-- BEGIN --

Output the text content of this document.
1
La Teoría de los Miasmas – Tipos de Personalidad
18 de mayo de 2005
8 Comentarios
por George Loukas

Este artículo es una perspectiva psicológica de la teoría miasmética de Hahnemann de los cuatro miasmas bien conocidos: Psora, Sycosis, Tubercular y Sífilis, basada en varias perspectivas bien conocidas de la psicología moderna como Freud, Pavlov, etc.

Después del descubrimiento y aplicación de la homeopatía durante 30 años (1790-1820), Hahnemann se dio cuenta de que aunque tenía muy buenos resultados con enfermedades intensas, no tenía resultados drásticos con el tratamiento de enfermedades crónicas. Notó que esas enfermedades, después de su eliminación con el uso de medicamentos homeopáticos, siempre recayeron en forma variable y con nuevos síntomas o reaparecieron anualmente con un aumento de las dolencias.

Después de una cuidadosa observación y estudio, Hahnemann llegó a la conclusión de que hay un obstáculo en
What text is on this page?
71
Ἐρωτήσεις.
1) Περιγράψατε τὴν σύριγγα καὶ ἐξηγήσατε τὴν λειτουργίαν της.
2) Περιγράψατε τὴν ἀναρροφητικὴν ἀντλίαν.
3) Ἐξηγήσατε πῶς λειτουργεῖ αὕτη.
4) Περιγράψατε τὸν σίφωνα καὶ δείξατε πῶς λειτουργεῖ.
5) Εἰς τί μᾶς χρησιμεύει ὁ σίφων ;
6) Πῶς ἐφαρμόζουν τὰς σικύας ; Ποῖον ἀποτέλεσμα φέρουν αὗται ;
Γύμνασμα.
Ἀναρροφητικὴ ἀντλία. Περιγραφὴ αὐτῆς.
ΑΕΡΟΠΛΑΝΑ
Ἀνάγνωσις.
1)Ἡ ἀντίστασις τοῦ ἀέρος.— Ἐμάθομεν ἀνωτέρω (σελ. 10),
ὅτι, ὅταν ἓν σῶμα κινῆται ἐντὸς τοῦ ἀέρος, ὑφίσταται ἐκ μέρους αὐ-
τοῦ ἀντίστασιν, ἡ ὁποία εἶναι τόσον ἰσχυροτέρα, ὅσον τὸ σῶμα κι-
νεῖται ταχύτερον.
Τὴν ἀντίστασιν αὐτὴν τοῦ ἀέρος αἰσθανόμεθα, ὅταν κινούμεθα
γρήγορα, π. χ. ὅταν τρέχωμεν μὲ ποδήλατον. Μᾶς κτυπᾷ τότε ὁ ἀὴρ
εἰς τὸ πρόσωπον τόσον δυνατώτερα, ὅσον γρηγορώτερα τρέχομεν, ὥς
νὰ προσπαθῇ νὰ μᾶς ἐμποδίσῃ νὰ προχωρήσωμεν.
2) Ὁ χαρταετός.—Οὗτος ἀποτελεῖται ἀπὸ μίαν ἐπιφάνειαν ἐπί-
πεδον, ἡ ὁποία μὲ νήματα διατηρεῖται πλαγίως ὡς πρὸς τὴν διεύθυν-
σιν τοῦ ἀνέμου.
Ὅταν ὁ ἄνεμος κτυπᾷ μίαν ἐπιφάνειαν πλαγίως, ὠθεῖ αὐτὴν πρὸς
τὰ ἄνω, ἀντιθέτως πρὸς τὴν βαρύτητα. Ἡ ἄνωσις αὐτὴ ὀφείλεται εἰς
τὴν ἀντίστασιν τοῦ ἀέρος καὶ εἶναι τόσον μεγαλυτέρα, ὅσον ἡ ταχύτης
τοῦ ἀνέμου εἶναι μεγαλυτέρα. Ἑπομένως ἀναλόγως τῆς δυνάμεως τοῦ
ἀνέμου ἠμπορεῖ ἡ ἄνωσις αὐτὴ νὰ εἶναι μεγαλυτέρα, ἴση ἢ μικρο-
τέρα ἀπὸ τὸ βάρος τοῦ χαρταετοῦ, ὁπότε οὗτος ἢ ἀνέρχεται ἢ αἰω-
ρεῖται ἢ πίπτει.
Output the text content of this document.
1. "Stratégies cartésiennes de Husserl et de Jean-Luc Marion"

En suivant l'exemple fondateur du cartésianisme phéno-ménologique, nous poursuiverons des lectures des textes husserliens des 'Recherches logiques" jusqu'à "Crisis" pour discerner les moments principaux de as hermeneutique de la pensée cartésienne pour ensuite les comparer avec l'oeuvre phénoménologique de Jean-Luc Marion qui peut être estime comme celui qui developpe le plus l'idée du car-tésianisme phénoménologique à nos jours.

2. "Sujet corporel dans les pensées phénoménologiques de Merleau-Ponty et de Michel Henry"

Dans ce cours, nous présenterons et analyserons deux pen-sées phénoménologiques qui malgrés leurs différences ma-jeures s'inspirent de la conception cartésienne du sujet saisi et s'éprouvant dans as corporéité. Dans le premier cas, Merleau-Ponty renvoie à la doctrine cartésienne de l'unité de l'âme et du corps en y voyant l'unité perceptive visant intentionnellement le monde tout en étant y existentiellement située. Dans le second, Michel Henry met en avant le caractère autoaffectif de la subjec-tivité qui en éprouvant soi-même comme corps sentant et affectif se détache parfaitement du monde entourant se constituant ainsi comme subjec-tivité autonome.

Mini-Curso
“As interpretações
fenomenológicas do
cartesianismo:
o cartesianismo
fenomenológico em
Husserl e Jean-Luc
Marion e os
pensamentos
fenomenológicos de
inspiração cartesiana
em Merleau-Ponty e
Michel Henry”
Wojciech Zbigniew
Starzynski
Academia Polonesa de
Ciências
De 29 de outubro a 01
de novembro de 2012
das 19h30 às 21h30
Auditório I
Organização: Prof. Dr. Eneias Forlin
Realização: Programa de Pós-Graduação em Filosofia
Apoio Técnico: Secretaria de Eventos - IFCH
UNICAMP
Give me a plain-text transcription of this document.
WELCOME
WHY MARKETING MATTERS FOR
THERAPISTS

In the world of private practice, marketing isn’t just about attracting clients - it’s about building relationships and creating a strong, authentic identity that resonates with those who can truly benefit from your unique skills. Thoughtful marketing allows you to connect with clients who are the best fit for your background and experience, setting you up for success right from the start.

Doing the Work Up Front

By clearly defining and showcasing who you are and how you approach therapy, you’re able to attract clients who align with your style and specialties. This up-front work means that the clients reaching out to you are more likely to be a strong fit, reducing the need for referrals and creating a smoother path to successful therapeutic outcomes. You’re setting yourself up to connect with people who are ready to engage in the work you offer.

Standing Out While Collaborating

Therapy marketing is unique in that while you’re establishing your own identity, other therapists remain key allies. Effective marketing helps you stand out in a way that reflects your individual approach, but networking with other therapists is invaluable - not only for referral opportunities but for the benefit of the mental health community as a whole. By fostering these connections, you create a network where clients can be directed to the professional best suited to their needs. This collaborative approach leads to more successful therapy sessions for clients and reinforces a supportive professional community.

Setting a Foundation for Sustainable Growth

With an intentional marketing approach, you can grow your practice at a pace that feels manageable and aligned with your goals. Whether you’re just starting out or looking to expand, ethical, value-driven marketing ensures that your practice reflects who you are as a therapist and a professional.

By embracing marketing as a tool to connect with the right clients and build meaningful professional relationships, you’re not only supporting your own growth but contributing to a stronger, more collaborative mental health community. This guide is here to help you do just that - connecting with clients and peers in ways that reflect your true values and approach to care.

-- END --

- _Goal_
Give back each line above precisely as it stands.

- _Response for this exercise_
Output the text content of this document.
1
La Teoría de los Miasmas – Tipos de Personalidad
18 de mayo de 2005
8 Comentarios
por George Loukas

Este artículo es una perspectiva psicológica de la teoría miasmética de Hahnemann de los cuatro miasmas bien conocidos: Psora, Sycosis, Tubercular y Sífilis, basada en varias perspectivas bien conocidas de la psicología moderna como Freud, Pavlov, etc.

Después del descubrimiento y aplicación de la homeopatía durante 30 años (1790-1820), Hahnemann se dio cuenta de que aunque tenía muy buenos resultados con enfermedades intensas, no tenía resultados drásticos con el tratamiento de enfermedades crónicas. Notó que esas enfermedades, después de su eliminación con el uso de medicamentos homeopáticos, siempre recayeron en forma variable y con nuevos síntomas o reaparecieron anualmente con un aumento de las dolencias.

Después de una cuidadosa observación y estudio, Hahnemann llegó a la conclusión de que hay un obstáculo en
What text is on this page?
71
Ἐρωτήσεις.
1) Περιγράψατε τὴν σύριγγα καὶ ἐξηγήσατε τὴν λειτουργίαν της.
2) Περιγράψατε τὴν ἀναρροφητικὴν ἀντλίαν.
3) Ἐξηγήσατε πῶς λειτουργεῖ αὕτη.
4) Περιγράψατε τὸν σίφωνα καὶ δείξατε πῶς λειτουργεῖ.
5) Εἰς τί μᾶς χρησιμεύει ὁ σίφων ;
6) Πῶς ἐφαρμόζουν τὰς σικύας ; Ποῖον ἀποτέλεσμα φέρουν αὗται ;
Γύμνασμα.
Ἀναρροφητικὴ ἀντλία. Περιγραφὴ αὐτῆς.
ΑΕΡΟΠΛΑΝΑ
Ἀνάγνωσις.
1)Ἡ ἀντίστασις τοῦ ἀέρος.— Ἐμάθομεν ἀνωτέρω (σελ. 10),
ὅτι, ὅταν ἓν σῶμα κινῆται ἐντὸς τοῦ ἀέρος, ὑφίσταται ἐκ μέρους αὐ-
τοῦ ἀντίστασιν, ἡ ὁποία εἶναι τόσον ἰσχυροτέρα, ὅσον τὸ σῶμα κι-
νεῖται ταχύτερον.
Τὴν ἀντίστασιν αὐτὴν τοῦ ἀέρος αἰσθανόμεθα, ὅταν κινούμεθα
γρήγορα, π. χ. ὅταν τρέχωμεν μὲ ποδήλατον. Μᾶς κτυπᾷ τότε ὁ ἀὴρ
εἰς τὸ πρόσωπον τόσον δυνατώτερα, ὅσον γρηγορώτερα τρέχομεν, ὥς
νὰ προσπαθῇ νὰ μᾶς ἐμποδίσῃ νὰ προχωρήσωμεν.
2) Ὁ χαρταετός.—Οὗτος ἀποτελεῖται ἀπὸ μίαν ἐπιφάνειαν ἐπί-
πεδον, ἡ ὁποία μὲ νήματα διατηρεῖται πλαγίως ὡς πρὸς τὴν διεύθυν-
σιν τοῦ ἀνέμου.
Ὅταν ὁ ἄνεμος κτυπᾷ μίαν ἐπιφάνειαν πλαγίως, ὠθεῖ αὐτὴν πρὸς
τὰ ἄνω, ἀντιθέτως πρὸς τὴν βαρύτητα. Ἡ ἄνωσις αὐτὴ ὀφείλεται εἰς
τὴν ἀντίστασιν τοῦ ἀέρος καὶ εἶναι τόσον μεγαλυτέρα, ὅσον ἡ ταχύτης
τοῦ ἀνέμου εἶναι μεγαλυτέρα. Ἑπομένως ἀναλόγως τῆς δυνάμεως τοῦ
ἀνέμου ἠμπορεῖ ἡ ἄνωσις αὐτὴ νὰ εἶναι μεγαλυτέρα, ἴση ἢ μικρο-
τέρα ἀπὸ τὸ βάρος τοῦ χαρταετοῦ, ὁπότε οὗτος ἢ ἀνέρχεται ἢ αἰω-
ρεῖται ἢ πίπτει.
Output the text content of this document.
1. "Stratégies cartésiennes de Husserl et de Jean-Luc Marion"

En suivant l'exemple fondateur du cartésianisme phéno-ménologique, nous poursuiverons des lectures des textes husserliens des 'Recherches logiques" jusqu'à "Crisis" pour discerner les moments principaux de as hermeneutique de la pensée cartésienne pour ensuite les comparer avec l'oeuvre phénoménologique de Jean-Luc Marion qui peut être estime comme celui qui developpe le plus l'idée du car-tésianisme phénoménologique à nos jours.

2. "Sujet corporel dans les pensées phénoménologiques de Merleau-Ponty et de Michel Henry"

Dans ce cours, nous présenterons et analyserons deux pen-sées phénoménologiques qui malgrés leurs différences ma-jeures s'inspirent de la conception cartésienne du sujet saisi et s'éprouvant dans as corporéité. Dans le premier cas, Merleau-Ponty renvoie à la doctrine cartésienne de l'unité de l'âme et du corps en y voyant l'unité perceptive visant intentionnellement le monde tout en étant y existentiellement située. Dans le second, Michel Henry met en avant le caractère autoaffectif de la subjec-tivité qui en éprouvant soi-même comme corps sentant et affectif se détache parfaitement du monde entourant se constituant ainsi comme subjec-tivité autonome.

Mini-Curso
“As interpretações
fenomenológicas do
cartesianismo:
o cartesianismo
fenomenológico em
Husserl e Jean-Luc
Marion e os
pensamentos
fenomenológicos de
inspiração cartesiana
em Merleau-Ponty e
Michel Henry”
Wojciech Zbigniew
Starzynski
Academia Polonesa de
Ciências
De 29 de outubro a 01
de novembro de 2012
das 19h30 às 21h30
Auditório I
Organização: Prof. Dr. Eneias Forlin
Realização: Programa de Pós-Graduação em Filosofia
Apoio Técnico: Secretaria de Eventos - IFCH
UNICAMP
Give me a plain-text transcription of this document.
WELCOME
WHY MARKETING MATTERS FOR
THERAPISTS

In the world of private practice, marketing isn’t just about attracting clients - it’s about building relationships and creating a strong, authentic identity that resonates with those who can truly benefit from your unique skills. Thoughtful marketing allows you to connect with clients who are the best fit for your background and experience, setting you up for success right from the start.

Doing the Work Up Front

By clearly defining and showcasing who you are and how you approach therapy, you’re able to attract clients who align with your style and specialties. This up-front work means that the clients reaching out to you are more likely to be a strong fit, reducing the need for referrals and creating a smoother path to successful therapeutic outcomes. You’re setting yourself up to connect with people who are ready to engage in the work you offer.

Standing Out While Collaborating

Therapy marketing is unique in that while you’re establishing your own identity, other therapists remain key allies. Effective marketing helps you stand out in a way that reflects your individual approach, but networking with other therapists is invaluable - not only for referral opportunities but for the benefit of the mental health community as a whole. By fostering these connections, you create a network where clients can be directed to the professional best suited to their needs. This collaborative approach leads to more successful therapy sessions for clients and reinforces a supportive professional community.

Setting a Foundation for Sustainable Growth

With an intentional marketing approach, you can grow your practice at a pace that feels manageable and aligned with your goals. Whether you’re just starting out or looking to expand, ethical, value-driven marketing ensures that your practice reflects who you are as a therapist and a professional.

By embracing marketing as a tool to connect with the right clients and build meaningful professional relationships, you’re not only supporting your own growth but contributing to a stronger, more collaborative mental health community. This guide is here to help you do just that - connecting with clients and peers in ways that reflect your true values and approach to care.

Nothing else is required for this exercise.